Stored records
################

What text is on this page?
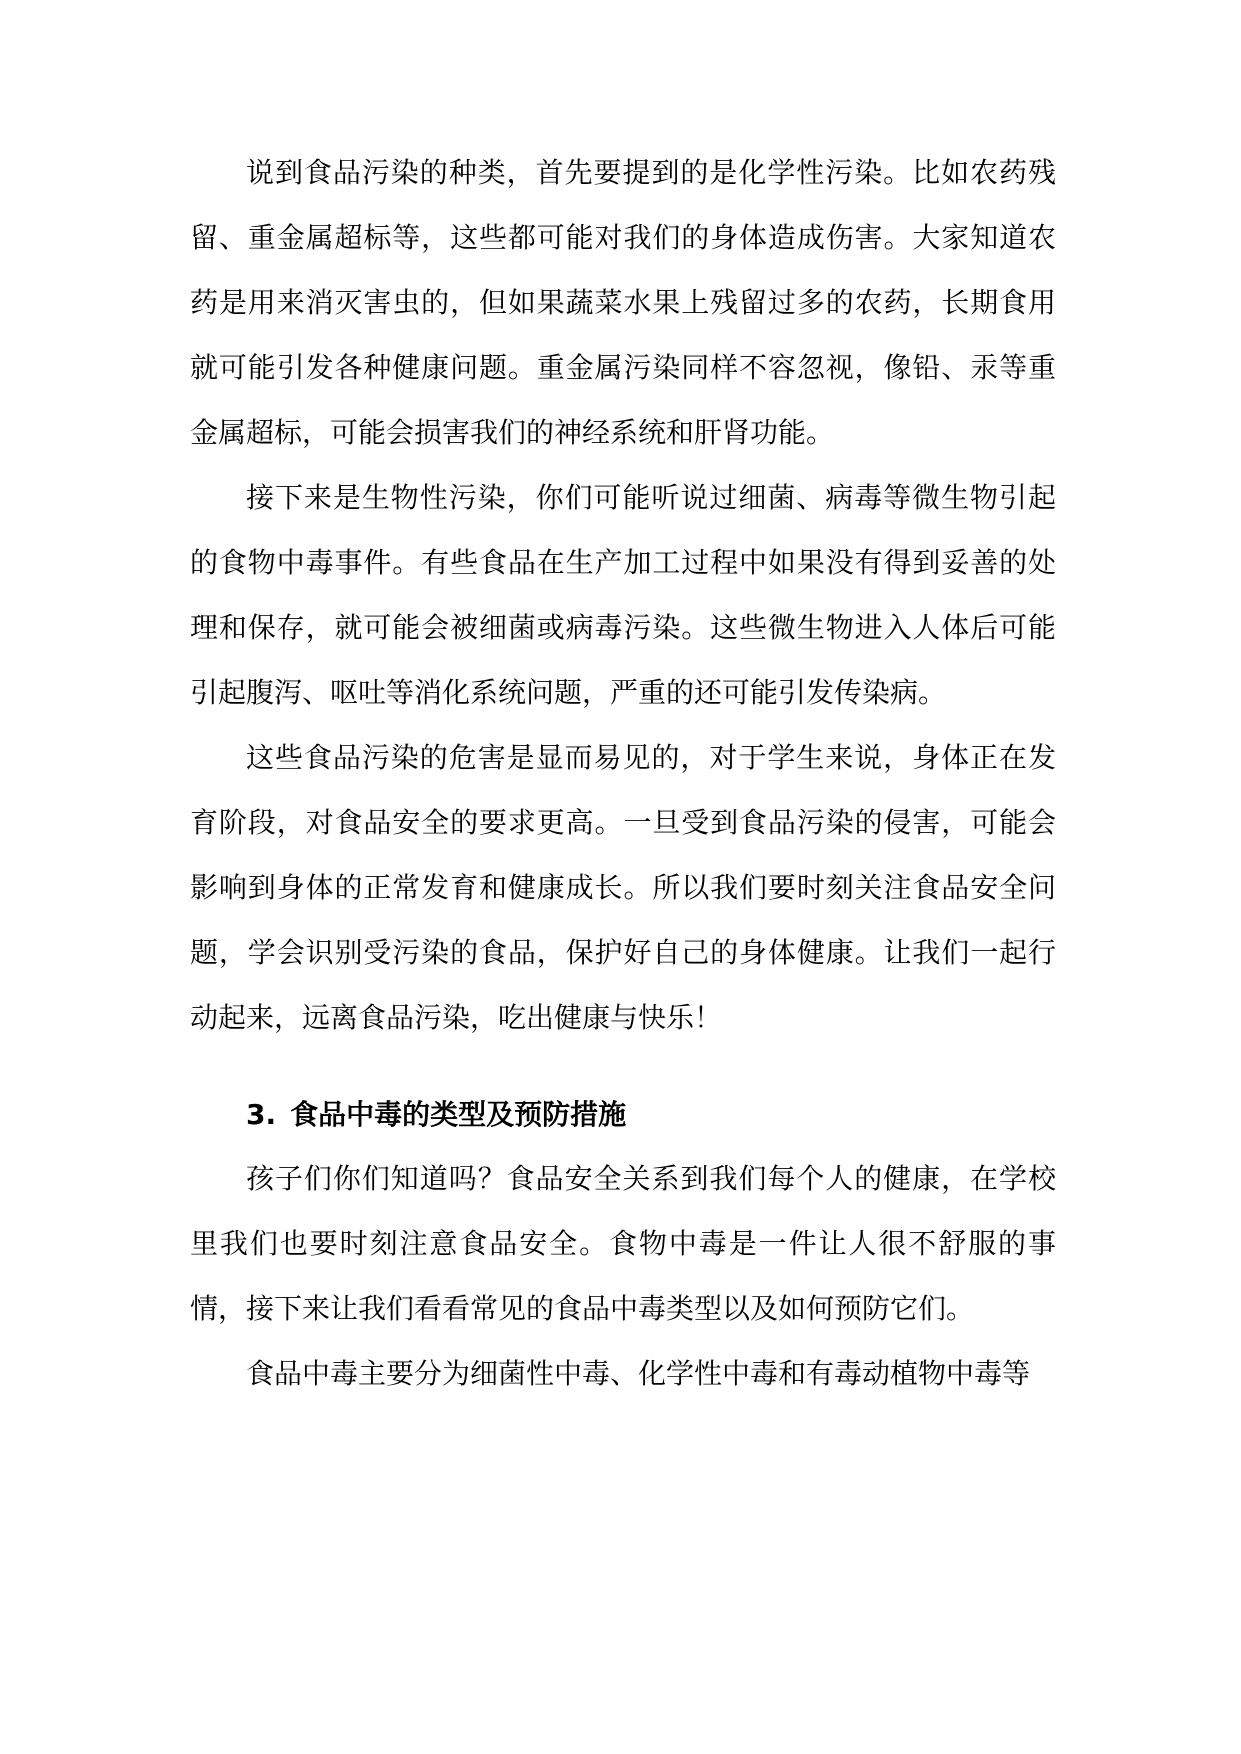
说到食品污染的种类，首先要提到的是化学性污染。比如农药残留、重金属超标等，这些都可能对我们的身体造成伤害。大家知道农药是用来消灭害虫的，但如果蔬菜水果上残留过多的农药，长期食用就可能引发各种健康问题。重金属污染同样不容忽视，像铅、汞等重金属超标，可能会损害我们的神经系统和肝肾功能。

接下来是生物性污染，你们可能听说过细菌、病毒等微生物引起的食物中毒事件。有些食品在生产加工过程中如果没有得到妥善的处理和保存，就可能会被细菌或病毒污染。这些微生物进入人体后可能引起腹泻、呕吐等消化系统问题，严重的还可能引发传染病。

这些食品污染的危害是显而易见的，对于学生来说，身体正在发育阶段，对食品安全的要求更高。一旦受到食品污染的侵害，可能会影响到身体的正常发育和健康成长。所以我们要时刻关注食品安全问题，学会识别受污染的食品，保护好自己的身体健康。让我们一起行动起来，远离食品污染，吃出健康与快乐！

3. 食品中毒的类型及预防措施

孩子们你们知道吗？食品安全关系到我们每个人的健康，在学校里我们也要时刻注意食品安全。食物中毒是一件让人很不舒服的事情，接下来让我们看看常见的食品中毒类型以及如何预防它们。

食品中毒主要分为细菌性中毒、化学性中毒和有毒动植物中毒等
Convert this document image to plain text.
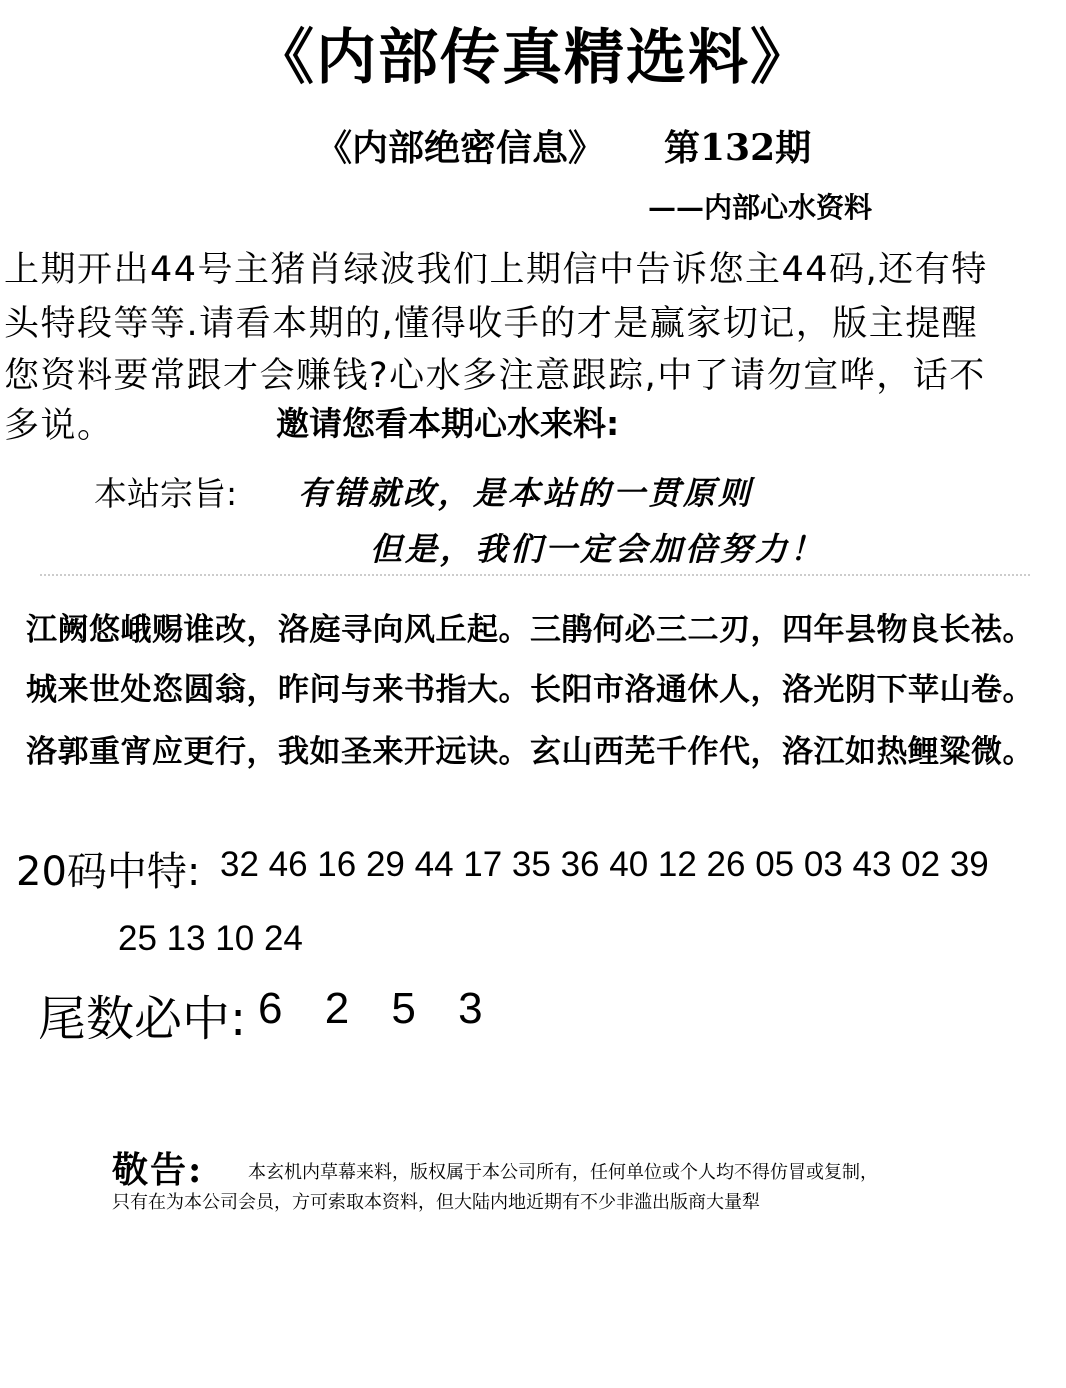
《内部传真精选料》
《内部绝密信息》 第132期
——内部心水资料
上期开出44号主猪肖绿波我们上期信中告诉您主44码,还有特
头特段等等.请看本期的,懂得收手的才是赢家切记，版主提醒
您资料要常跟才会赚钱?心水多注意跟踪,中了请勿宣哗，话不
多说。	邀请您看本期心水来料:
本站宗旨: 有错就改，是本站的一贯原则
但是，我们一定会加倍努力！
江阙悠峨赐谁改，洛庭寻向风丘起。三鹃何必三二刃，四年县物良长祛。
城来世处恣圆翁，昨问与来书指大。长阳市洛通休人，洛光阴下苹山卷。
洛郭重宵应更行，我如圣来开远诀。玄山西芜千作代，洛江如热鲤粱微。
20码中特: 32 46 16 29 44 17 35 36 40 12 26 05 03 43 02 39
25 13 10 24
尾数必中: 6 2 5 3
敬告: 本玄机内草幕来料，版权属于本公司所有，任何单位或个人均不得仿冒或复制，
只有在为本公司会员，方可索取本资料，但大陆内地近期有不少非滥出版商大量犁
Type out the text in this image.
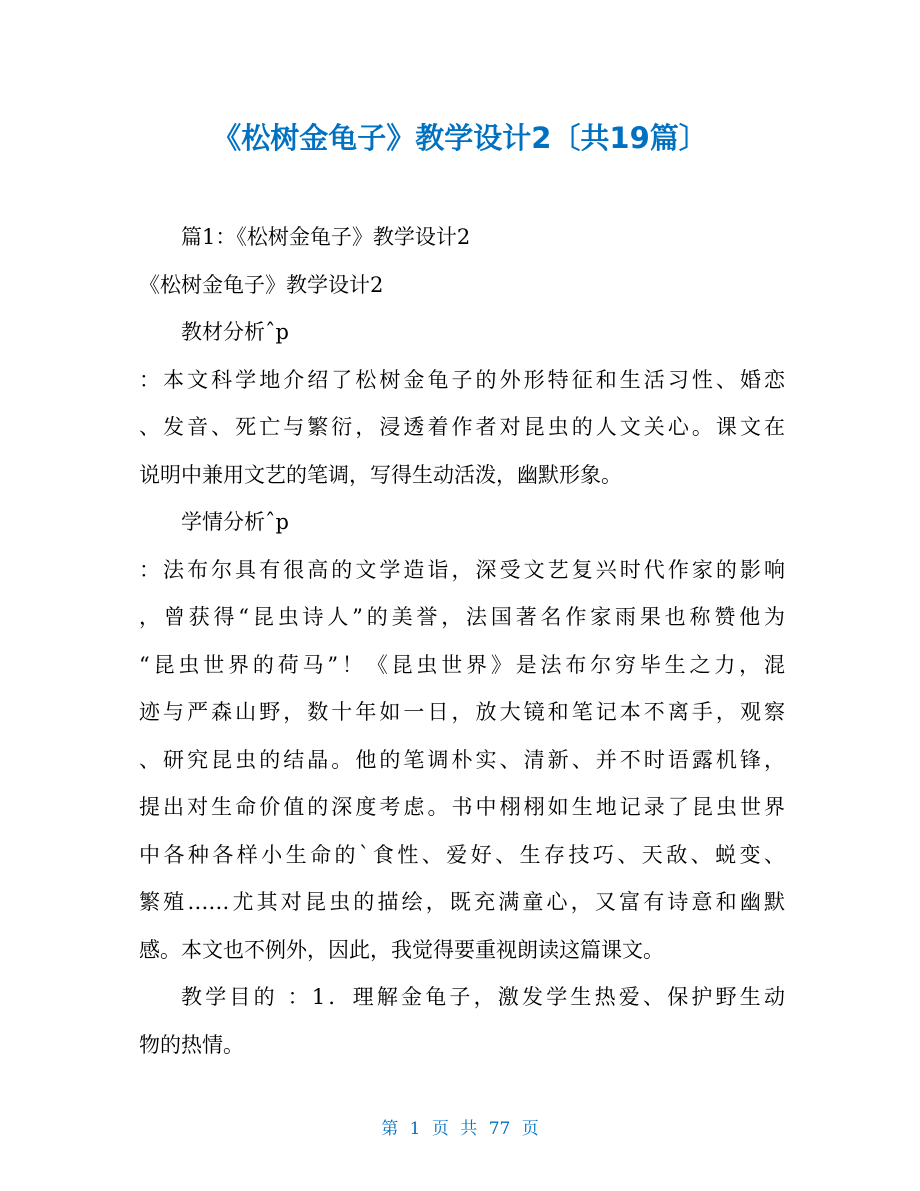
《松树金龟子》教学设计2〔共19篇〕
篇1：《松树金龟子》教学设计2
《松树金龟子》教学设计2
教材分析ˆp
：本文科学地介绍了松树金龟子的外形特征和生活习性、婚恋
、发音、死亡与繁衍，浸透着作者对昆虫的人文关心。课文在
说明中兼用文艺的笔调，写得生动活泼，幽默形象。
学情分析ˆp
：法布尔具有很高的文学造诣，深受文艺复兴时代作家的影响
，曾获得“昆虫诗人”的美誉，法国著名作家雨果也称赞他为
“昆虫世界的荷马”！《昆虫世界》是法布尔穷毕生之力，混
迹与严森山野，数十年如一日，放大镜和笔记本不离手，观察
、研究昆虫的结晶。他的笔调朴实、清新、并不时语露机锋，
提出对生命价值的深度考虑。书中栩栩如生地记录了昆虫世界
中各种各样小生命的`食性、爱好、生存技巧、天敌、蜕变、
繁殖……尤其对昆虫的描绘，既充满童心，又富有诗意和幽默
感。本文也不例外，因此，我觉得要重视朗读这篇课文。
教学目的 ：1．理解金龟子，激发学生热爱、保护野生动
物的热情。
第 1 页 共 77 页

################

§ **PROBLEM TO WORK ON**
Copy out the records above in full, exactly as written, but not the pictures.

§ **COMPLETE OUTPUT**
What text is on this page?
说到食品污染的种类，首先要提到的是化学性污染。比如农药残留、重金属超标等，这些都可能对我们的身体造成伤害。大家知道农药是用来消灭害虫的，但如果蔬菜水果上残留过多的农药，长期食用就可能引发各种健康问题。重金属污染同样不容忽视，像铅、汞等重金属超标，可能会损害我们的神经系统和肝肾功能。

接下来是生物性污染，你们可能听说过细菌、病毒等微生物引起的食物中毒事件。有些食品在生产加工过程中如果没有得到妥善的处理和保存，就可能会被细菌或病毒污染。这些微生物进入人体后可能引起腹泻、呕吐等消化系统问题，严重的还可能引发传染病。

这些食品污染的危害是显而易见的，对于学生来说，身体正在发育阶段，对食品安全的要求更高。一旦受到食品污染的侵害，可能会影响到身体的正常发育和健康成长。所以我们要时刻关注食品安全问题，学会识别受污染的食品，保护好自己的身体健康。让我们一起行动起来，远离食品污染，吃出健康与快乐！

3. 食品中毒的类型及预防措施

孩子们你们知道吗？食品安全关系到我们每个人的健康，在学校里我们也要时刻注意食品安全。食物中毒是一件让人很不舒服的事情，接下来让我们看看常见的食品中毒类型以及如何预防它们。

食品中毒主要分为细菌性中毒、化学性中毒和有毒动植物中毒等
Convert this document image to plain text.
《内部传真精选料》
《内部绝密信息》 第132期
——内部心水资料
上期开出44号主猪肖绿波我们上期信中告诉您主44码,还有特
头特段等等.请看本期的,懂得收手的才是赢家切记，版主提醒
您资料要常跟才会赚钱?心水多注意跟踪,中了请勿宣哗，话不
多说。	邀请您看本期心水来料:
本站宗旨: 有错就改，是本站的一贯原则
但是，我们一定会加倍努力！
江阙悠峨赐谁改，洛庭寻向风丘起。三鹃何必三二刃，四年县物良长祛。
城来世处恣圆翁，昨问与来书指大。长阳市洛通休人，洛光阴下苹山卷。
洛郭重宵应更行，我如圣来开远诀。玄山西芜千作代，洛江如热鲤粱微。
20码中特: 32 46 16 29 44 17 35 36 40 12 26 05 03 43 02 39
25 13 10 24
尾数必中: 6 2 5 3
敬告: 本玄机内草幕来料，版权属于本公司所有，任何单位或个人均不得仿冒或复制，
只有在为本公司会员，方可索取本资料，但大陆内地近期有不少非滥出版商大量犁
Type out the text in this image.
《松树金龟子》教学设计2〔共19篇〕
篇1：《松树金龟子》教学设计2
《松树金龟子》教学设计2
教材分析ˆp
：本文科学地介绍了松树金龟子的外形特征和生活习性、婚恋
、发音、死亡与繁衍，浸透着作者对昆虫的人文关心。课文在
说明中兼用文艺的笔调，写得生动活泼，幽默形象。
学情分析ˆp
：法布尔具有很高的文学造诣，深受文艺复兴时代作家的影响
，曾获得“昆虫诗人”的美誉，法国著名作家雨果也称赞他为
“昆虫世界的荷马”！《昆虫世界》是法布尔穷毕生之力，混
迹与严森山野，数十年如一日，放大镜和笔记本不离手，观察
、研究昆虫的结晶。他的笔调朴实、清新、并不时语露机锋，
提出对生命价值的深度考虑。书中栩栩如生地记录了昆虫世界
中各种各样小生命的`食性、爱好、生存技巧、天敌、蜕变、
繁殖……尤其对昆虫的描绘，既充满童心，又富有诗意和幽默
感。本文也不例外，因此，我觉得要重视朗读这篇课文。
教学目的 ：1．理解金龟子，激发学生热爱、保护野生动
物的热情。
第 1 页 共 77 页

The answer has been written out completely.